Goal
Give the number of lines holding the string "daerah", and nothing else.

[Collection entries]
┏━━

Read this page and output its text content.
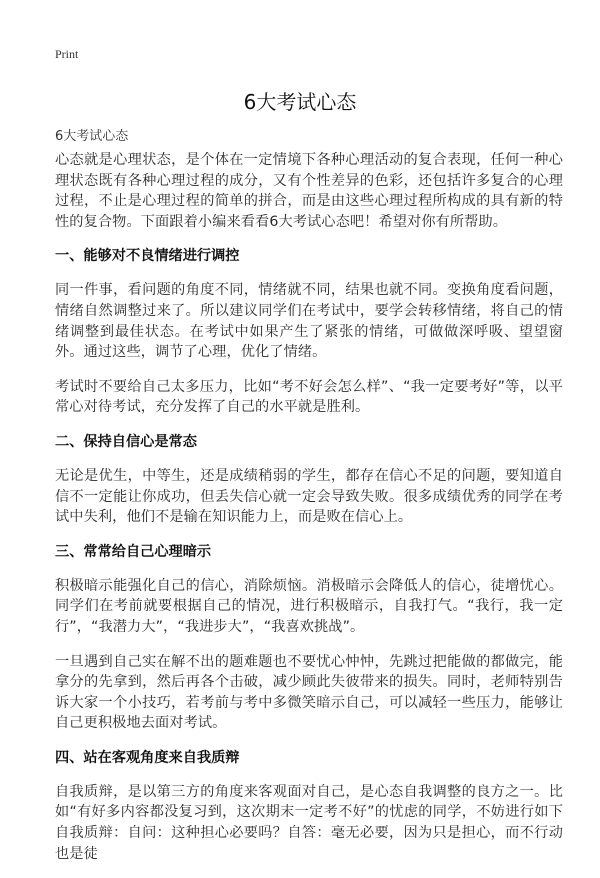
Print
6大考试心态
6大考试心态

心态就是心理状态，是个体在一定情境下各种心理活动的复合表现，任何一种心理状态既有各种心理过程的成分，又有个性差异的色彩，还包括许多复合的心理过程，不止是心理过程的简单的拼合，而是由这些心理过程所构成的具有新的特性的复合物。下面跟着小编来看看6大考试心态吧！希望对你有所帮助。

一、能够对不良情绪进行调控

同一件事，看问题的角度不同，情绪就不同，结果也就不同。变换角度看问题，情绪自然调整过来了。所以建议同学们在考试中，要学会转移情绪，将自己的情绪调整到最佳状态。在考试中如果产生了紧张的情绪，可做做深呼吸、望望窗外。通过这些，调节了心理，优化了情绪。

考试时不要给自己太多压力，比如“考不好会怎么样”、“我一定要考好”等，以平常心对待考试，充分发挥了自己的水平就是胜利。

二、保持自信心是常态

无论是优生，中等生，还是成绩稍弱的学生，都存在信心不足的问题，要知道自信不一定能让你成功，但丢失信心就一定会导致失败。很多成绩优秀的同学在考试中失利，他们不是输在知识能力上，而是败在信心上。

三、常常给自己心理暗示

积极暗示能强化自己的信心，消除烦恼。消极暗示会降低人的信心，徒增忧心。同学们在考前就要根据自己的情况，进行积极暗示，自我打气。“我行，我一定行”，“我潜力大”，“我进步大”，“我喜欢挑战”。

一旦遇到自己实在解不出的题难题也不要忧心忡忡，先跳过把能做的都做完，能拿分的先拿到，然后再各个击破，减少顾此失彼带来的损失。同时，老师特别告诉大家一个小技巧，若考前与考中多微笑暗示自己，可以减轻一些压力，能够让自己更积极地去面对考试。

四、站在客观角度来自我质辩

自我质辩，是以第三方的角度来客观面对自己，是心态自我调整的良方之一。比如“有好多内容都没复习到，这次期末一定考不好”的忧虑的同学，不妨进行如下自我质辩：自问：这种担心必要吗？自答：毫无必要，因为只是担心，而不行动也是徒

┗━━
┏━━

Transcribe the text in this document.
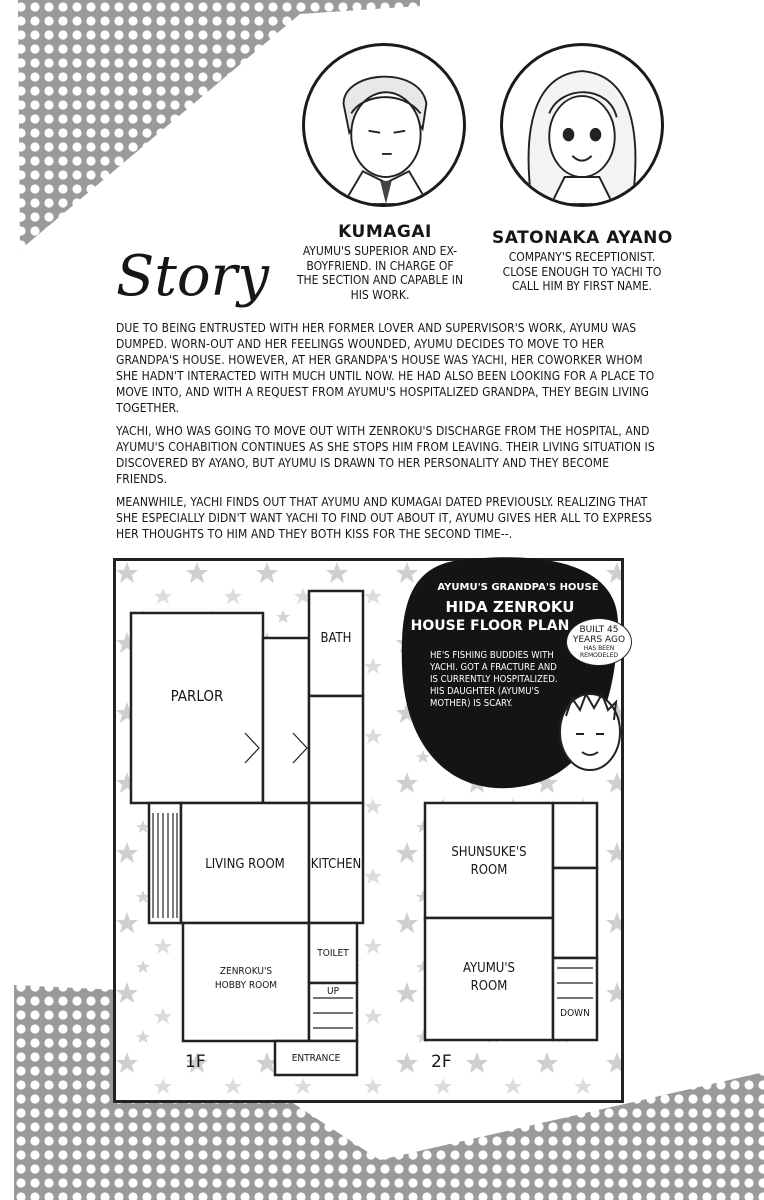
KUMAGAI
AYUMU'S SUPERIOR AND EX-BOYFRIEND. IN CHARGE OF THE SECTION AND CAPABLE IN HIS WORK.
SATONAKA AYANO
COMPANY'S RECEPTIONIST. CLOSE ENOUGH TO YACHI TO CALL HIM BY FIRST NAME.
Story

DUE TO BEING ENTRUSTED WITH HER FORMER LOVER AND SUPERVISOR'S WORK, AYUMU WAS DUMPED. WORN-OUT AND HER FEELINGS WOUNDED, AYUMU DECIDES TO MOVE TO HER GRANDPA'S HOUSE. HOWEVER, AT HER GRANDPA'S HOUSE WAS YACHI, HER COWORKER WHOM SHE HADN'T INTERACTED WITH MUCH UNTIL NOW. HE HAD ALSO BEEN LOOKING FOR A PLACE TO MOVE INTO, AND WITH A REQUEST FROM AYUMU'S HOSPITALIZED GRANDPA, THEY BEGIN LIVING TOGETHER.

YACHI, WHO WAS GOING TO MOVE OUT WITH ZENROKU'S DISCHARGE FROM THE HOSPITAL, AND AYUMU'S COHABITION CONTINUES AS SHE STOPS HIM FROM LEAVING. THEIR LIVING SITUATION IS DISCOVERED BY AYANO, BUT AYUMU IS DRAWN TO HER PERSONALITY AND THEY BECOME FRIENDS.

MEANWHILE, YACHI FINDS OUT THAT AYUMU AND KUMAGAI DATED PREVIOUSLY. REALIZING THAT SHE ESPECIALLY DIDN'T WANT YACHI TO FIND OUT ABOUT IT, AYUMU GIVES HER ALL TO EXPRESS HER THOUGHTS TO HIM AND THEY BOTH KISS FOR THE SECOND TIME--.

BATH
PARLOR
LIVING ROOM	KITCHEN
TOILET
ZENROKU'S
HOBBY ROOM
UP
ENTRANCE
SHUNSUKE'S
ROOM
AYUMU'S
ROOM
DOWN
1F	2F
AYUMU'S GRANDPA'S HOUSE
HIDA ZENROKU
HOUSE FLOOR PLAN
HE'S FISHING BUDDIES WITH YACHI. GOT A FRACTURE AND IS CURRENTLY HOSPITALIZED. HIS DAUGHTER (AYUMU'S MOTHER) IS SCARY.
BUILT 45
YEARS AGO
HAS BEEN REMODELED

┗━━
┏━━

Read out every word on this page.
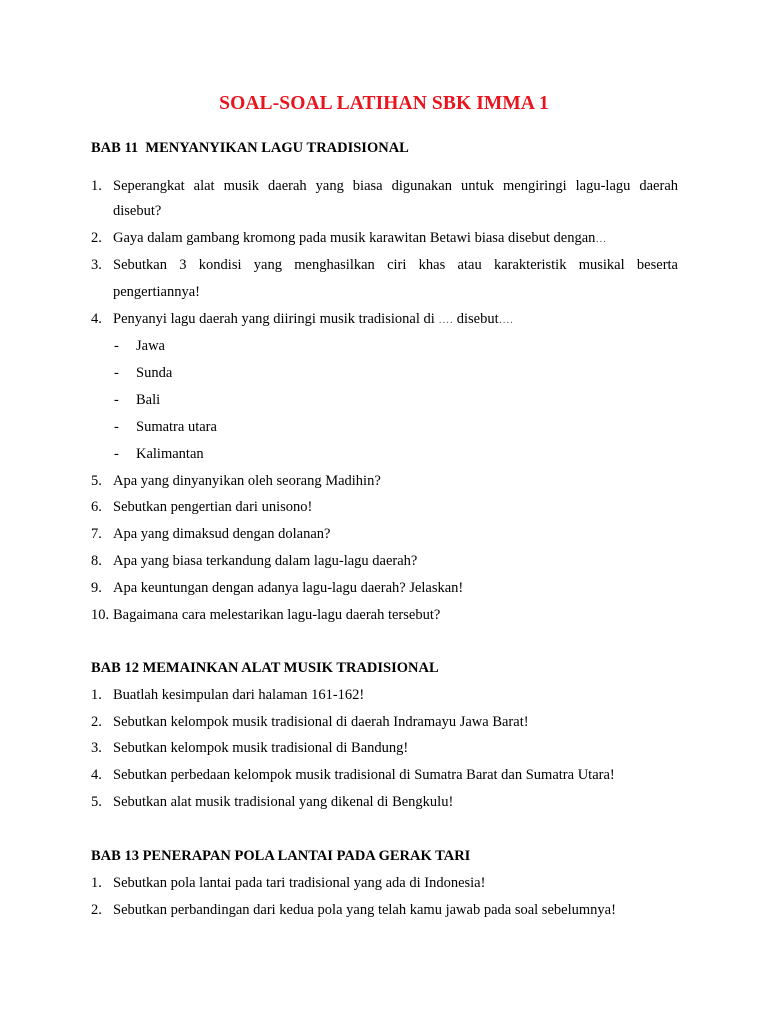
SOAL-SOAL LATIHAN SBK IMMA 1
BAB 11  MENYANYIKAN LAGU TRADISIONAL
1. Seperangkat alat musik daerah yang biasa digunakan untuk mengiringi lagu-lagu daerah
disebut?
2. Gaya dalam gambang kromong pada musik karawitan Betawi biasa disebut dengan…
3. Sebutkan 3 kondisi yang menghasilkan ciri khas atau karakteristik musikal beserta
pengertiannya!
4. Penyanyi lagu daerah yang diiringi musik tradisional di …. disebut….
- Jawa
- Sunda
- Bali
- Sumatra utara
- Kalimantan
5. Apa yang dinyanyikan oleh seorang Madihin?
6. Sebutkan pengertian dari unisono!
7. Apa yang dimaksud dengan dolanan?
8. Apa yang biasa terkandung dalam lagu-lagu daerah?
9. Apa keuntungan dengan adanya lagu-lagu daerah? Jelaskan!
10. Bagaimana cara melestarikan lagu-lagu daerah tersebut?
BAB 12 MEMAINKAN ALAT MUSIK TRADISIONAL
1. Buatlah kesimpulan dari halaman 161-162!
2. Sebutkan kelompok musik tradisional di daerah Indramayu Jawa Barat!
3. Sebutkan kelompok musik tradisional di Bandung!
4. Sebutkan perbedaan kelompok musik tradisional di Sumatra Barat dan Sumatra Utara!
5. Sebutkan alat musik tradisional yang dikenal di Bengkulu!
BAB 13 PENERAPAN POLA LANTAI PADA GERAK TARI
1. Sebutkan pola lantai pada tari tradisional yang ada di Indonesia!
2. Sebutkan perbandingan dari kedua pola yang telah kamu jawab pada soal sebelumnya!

┗━━

Response to the task
6